> Stated goal: Find the string "Anteil" in the data, then copy every line where it is found.

> Material to process:
━━━━━━━━━━━━━━━━━━━━━━━━━━━━━━

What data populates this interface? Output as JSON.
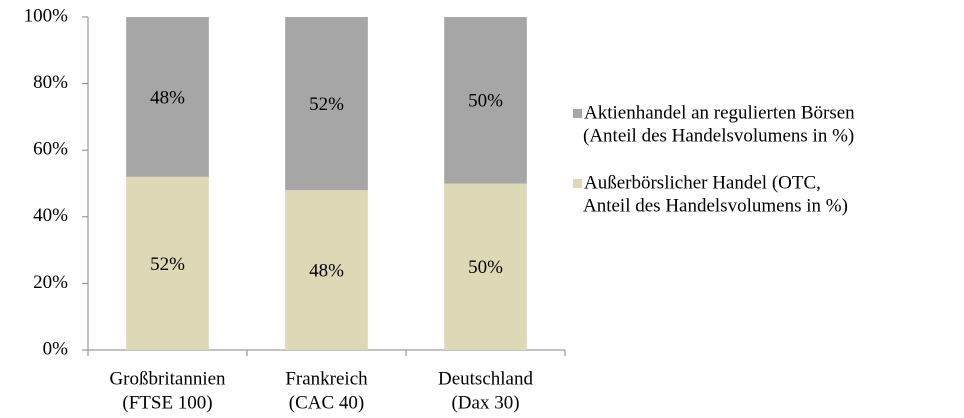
{
  "chart_data": {
    "type": "stacked_bar",
    "categories": [
      [
        "Großbritannien",
        "(FTSE 100)"
      ],
      [
        "Frankreich",
        "(CAC 40)"
      ],
      [
        "Deutschland",
        "(Dax 30)"
      ]
    ],
    "series": [
      {
        "name": [
          "Außerbörslicher Handel (OTC,",
          "Anteil des Handelsvolumens in %)"
        ],
        "color": "#ddd9b6",
        "values": [
          52,
          48,
          50
        ],
        "value_labels": [
          "52%",
          "48%",
          "50%"
        ]
      },
      {
        "name": [
          "Aktienhandel an regulierten Börsen",
          "(Anteil des Handelsvolumens in %)"
        ],
        "color": "#a6a6a6",
        "values": [
          48,
          52,
          50
        ],
        "value_labels": [
          "48%",
          "52%",
          "50%"
        ]
      }
    ],
    "ylim": [
      0,
      100
    ],
    "yticks": [
      {
        "value": 0,
        "label": "0%"
      },
      {
        "value": 20,
        "label": "20%"
      },
      {
        "value": 40,
        "label": "40%"
      },
      {
        "value": 60,
        "label": "60%"
      },
      {
        "value": 80,
        "label": "80%"
      },
      {
        "value": 100,
        "label": "100%"
      }
    ],
    "legend": "right"
  }
}
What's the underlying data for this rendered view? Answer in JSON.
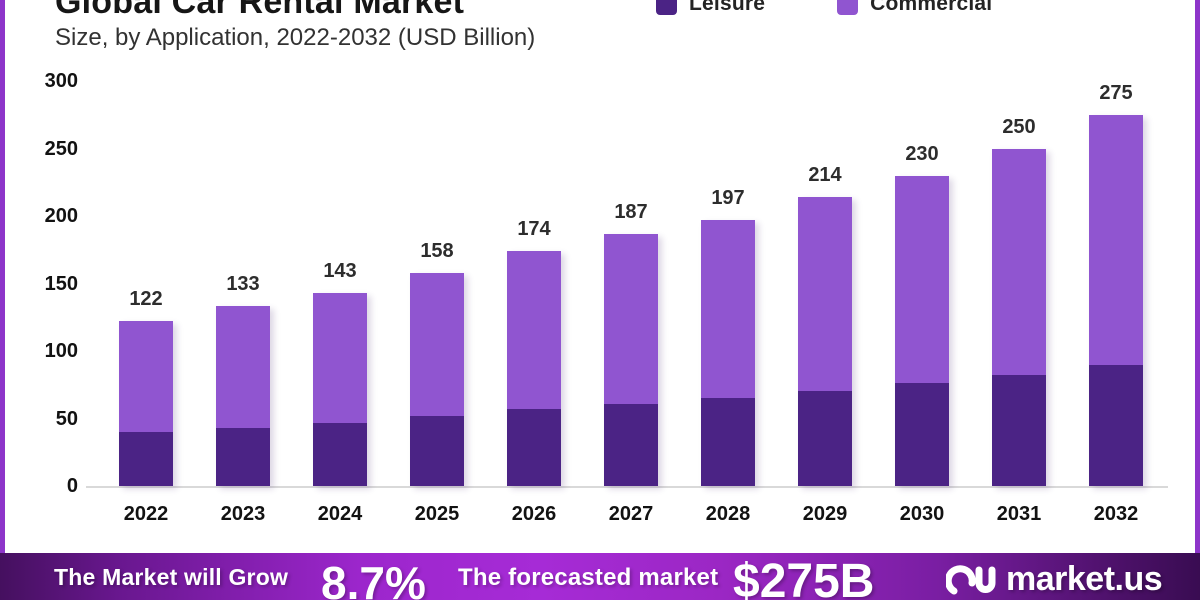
{
  "header": {
    "title": "Global Car Rental Market",
    "subtitle": "Size, by Application, 2022-2032 (USD Billion)"
  },
  "legend": [
    {
      "label": "Leisure",
      "color": "#4b2385"
    },
    {
      "label": "Commercial",
      "color": "#9055d0"
    }
  ],
  "chart_data": {
    "type": "bar",
    "stacked": true,
    "title": "Global Car Rental Market",
    "subtitle": "Size, by Application, 2022-2032 (USD Billion)",
    "unit": "USD Billion",
    "categories": [
      "2022",
      "2023",
      "2024",
      "2025",
      "2026",
      "2027",
      "2028",
      "2029",
      "2030",
      "2031",
      "2032"
    ],
    "series": [
      {
        "name": "Leisure",
        "color": "#4b2385",
        "values": [
          40,
          43,
          47,
          52,
          57,
          61,
          65,
          70,
          76,
          82,
          90
        ]
      },
      {
        "name": "Commercial",
        "color": "#9055d0",
        "values": [
          82,
          90,
          96,
          106,
          117,
          126,
          132,
          144,
          154,
          168,
          185
        ]
      }
    ],
    "totals": [
      122,
      133,
      143,
      158,
      174,
      187,
      197,
      214,
      230,
      250,
      275
    ],
    "ylim": [
      0,
      300
    ],
    "yticks": [
      0,
      50,
      100,
      150,
      200,
      250,
      300
    ],
    "grid": false,
    "legend_position": "top-right"
  },
  "banner": {
    "grow_label": "The Market will Grow",
    "growth_value": "8.7%",
    "forecast_label": "The forecasted market",
    "forecast_value": "$275B",
    "brand": "market.us"
  },
  "colors": {
    "leisure": "#4b2385",
    "commercial": "#9055d0",
    "side_border": "#8e35ca",
    "banner_start": "#45105f",
    "banner_mid": "#a62bd6",
    "banner_end": "#390c52"
  }
}
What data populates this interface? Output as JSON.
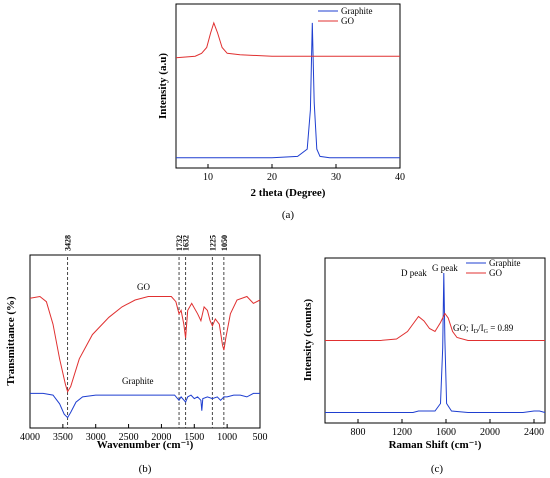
{
  "chart_data": [
    {
      "type": "line",
      "panel": "(a)",
      "xlabel": "2 theta (Degree)",
      "ylabel": "Intensity (a.u)",
      "xlim": [
        5,
        40
      ],
      "xticks": [
        "10",
        "20",
        "30",
        "40"
      ],
      "legend": {
        "placement": "top-right",
        "entries": [
          "Graphite",
          "GO"
        ]
      },
      "series": [
        {
          "name": "Graphite",
          "color": "#1f3fd0",
          "x": [
            5,
            10,
            15,
            20,
            24,
            25.5,
            26,
            26.3,
            26.6,
            27,
            27.5,
            29,
            35,
            40
          ],
          "y": [
            0.02,
            0.02,
            0.02,
            0.02,
            0.03,
            0.08,
            0.35,
            0.95,
            0.4,
            0.08,
            0.03,
            0.02,
            0.02,
            0.02
          ]
        },
        {
          "name": "GO",
          "color": "#e03030",
          "x": [
            5,
            8,
            9,
            9.8,
            10.4,
            10.9,
            11.5,
            12.2,
            13,
            15,
            20,
            25,
            30,
            35,
            40
          ],
          "y": [
            0.71,
            0.72,
            0.74,
            0.78,
            0.88,
            0.95,
            0.88,
            0.78,
            0.74,
            0.73,
            0.72,
            0.72,
            0.72,
            0.72,
            0.72
          ]
        }
      ]
    },
    {
      "type": "line",
      "panel": "(b)",
      "xlabel": "Wavenumber (cm⁻¹)",
      "ylabel": "Transmittance (%)",
      "xlim": [
        4000,
        500
      ],
      "xticks": [
        "4000",
        "3500",
        "3000",
        "2500",
        "2000",
        "1500",
        "1000",
        "500"
      ],
      "peak_labels": [
        {
          "label": "3428",
          "x": 3428
        },
        {
          "label": "1732",
          "x": 1732
        },
        {
          "label": "1632",
          "x": 1632
        },
        {
          "label": "1225",
          "x": 1225
        },
        {
          "label": "1050",
          "x": 1050
        }
      ],
      "series": [
        {
          "name": "GO",
          "color": "#e03030",
          "x": [
            4000,
            3850,
            3750,
            3650,
            3550,
            3460,
            3428,
            3380,
            3250,
            3050,
            2800,
            2600,
            2400,
            2200,
            2000,
            1850,
            1780,
            1732,
            1700,
            1660,
            1632,
            1600,
            1540,
            1450,
            1400,
            1350,
            1300,
            1260,
            1225,
            1180,
            1120,
            1070,
            1050,
            1020,
            950,
            850,
            700,
            600,
            500
          ],
          "y": [
            0.75,
            0.76,
            0.73,
            0.6,
            0.4,
            0.25,
            0.21,
            0.24,
            0.4,
            0.54,
            0.64,
            0.7,
            0.74,
            0.76,
            0.76,
            0.76,
            0.73,
            0.66,
            0.68,
            0.6,
            0.52,
            0.68,
            0.72,
            0.66,
            0.62,
            0.7,
            0.68,
            0.62,
            0.59,
            0.63,
            0.6,
            0.48,
            0.45,
            0.52,
            0.66,
            0.74,
            0.76,
            0.72,
            0.74
          ]
        },
        {
          "name": "Graphite",
          "color": "#1f3fd0",
          "x": [
            4000,
            3800,
            3650,
            3550,
            3480,
            3428,
            3380,
            3300,
            3200,
            3000,
            2800,
            2500,
            2200,
            2000,
            1900,
            1800,
            1732,
            1700,
            1632,
            1600,
            1550,
            1500,
            1450,
            1400,
            1385,
            1370,
            1300,
            1225,
            1150,
            1100,
            1050,
            1000,
            900,
            800,
            700,
            600,
            500
          ],
          "y": [
            0.2,
            0.2,
            0.19,
            0.14,
            0.08,
            0.06,
            0.09,
            0.15,
            0.18,
            0.19,
            0.19,
            0.19,
            0.19,
            0.19,
            0.19,
            0.19,
            0.16,
            0.18,
            0.15,
            0.18,
            0.19,
            0.17,
            0.18,
            0.16,
            0.1,
            0.17,
            0.18,
            0.17,
            0.18,
            0.16,
            0.18,
            0.18,
            0.19,
            0.19,
            0.18,
            0.2,
            0.2
          ]
        }
      ],
      "series_labels": [
        "GO",
        "Graphite"
      ]
    },
    {
      "type": "line",
      "panel": "(c)",
      "xlabel": "Raman Shift (cm⁻¹)",
      "ylabel": "Intensity (counts)",
      "xlim": [
        500,
        2500
      ],
      "xticks": [
        "800",
        "1200",
        "1600",
        "2000",
        "2400"
      ],
      "legend": {
        "placement": "top-right",
        "entries": [
          "Graphite",
          "GO"
        ]
      },
      "annotations": [
        "D peak",
        "G peak",
        "GO; I",
        "D",
        "/I",
        "G",
        " = 0.89"
      ],
      "series": [
        {
          "name": "Graphite",
          "color": "#1f3fd0",
          "x": [
            500,
            800,
            1100,
            1300,
            1350,
            1500,
            1550,
            1570,
            1580,
            1590,
            1605,
            1650,
            1800,
            2100,
            2300,
            2400,
            2450,
            2500
          ],
          "y": [
            0.02,
            0.02,
            0.02,
            0.02,
            0.03,
            0.03,
            0.08,
            0.45,
            0.95,
            0.5,
            0.08,
            0.03,
            0.02,
            0.02,
            0.02,
            0.03,
            0.03,
            0.02
          ]
        },
        {
          "name": "GO",
          "color": "#e03030",
          "x": [
            500,
            800,
            1000,
            1150,
            1250,
            1300,
            1350,
            1400,
            1450,
            1500,
            1550,
            1590,
            1620,
            1660,
            1700,
            1800,
            2000,
            2200,
            2400,
            2500
          ],
          "y": [
            0.5,
            0.5,
            0.5,
            0.51,
            0.56,
            0.61,
            0.66,
            0.63,
            0.58,
            0.56,
            0.62,
            0.68,
            0.65,
            0.56,
            0.52,
            0.5,
            0.5,
            0.5,
            0.5,
            0.5
          ]
        }
      ]
    }
  ]
}
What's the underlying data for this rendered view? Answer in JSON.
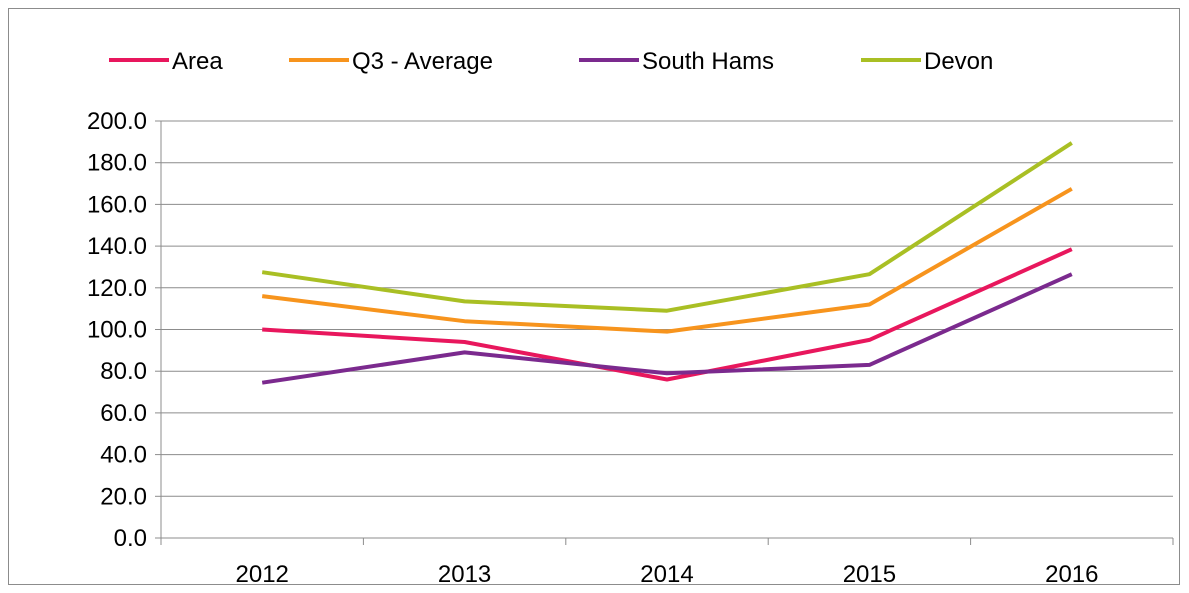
{
  "chart_data": {
    "type": "line",
    "title": "",
    "xlabel": "",
    "ylabel": "",
    "categories": [
      "2012",
      "2013",
      "2014",
      "2015",
      "2016"
    ],
    "ylim": [
      0,
      200
    ],
    "y_ticks": [
      "0.0",
      "20.0",
      "40.0",
      "60.0",
      "80.0",
      "100.0",
      "120.0",
      "140.0",
      "160.0",
      "180.0",
      "200.0"
    ],
    "grid": "horizontal",
    "legend_position": "top",
    "series": [
      {
        "name": "Area",
        "color": "#e8175d",
        "values": [
          100.0,
          94.0,
          76.0,
          95.0,
          138.5
        ]
      },
      {
        "name": "Q3 - Average",
        "color": "#f7941d",
        "values": [
          116.0,
          104.0,
          99.0,
          112.0,
          167.5
        ]
      },
      {
        "name": "South Hams",
        "color": "#7b2a8e",
        "values": [
          74.5,
          89.0,
          79.0,
          83.0,
          126.5
        ]
      },
      {
        "name": "Devon",
        "color": "#a9bf24",
        "values": [
          127.5,
          113.5,
          109.0,
          126.5,
          189.5
        ]
      }
    ]
  }
}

━━━━━━━━━━━━━━━━━━━━━━━━━━━━━━

> Written solution:
          "Anteil des Handelsvolumens in %)"
          "(Anteil des Handelsvolumens in %)"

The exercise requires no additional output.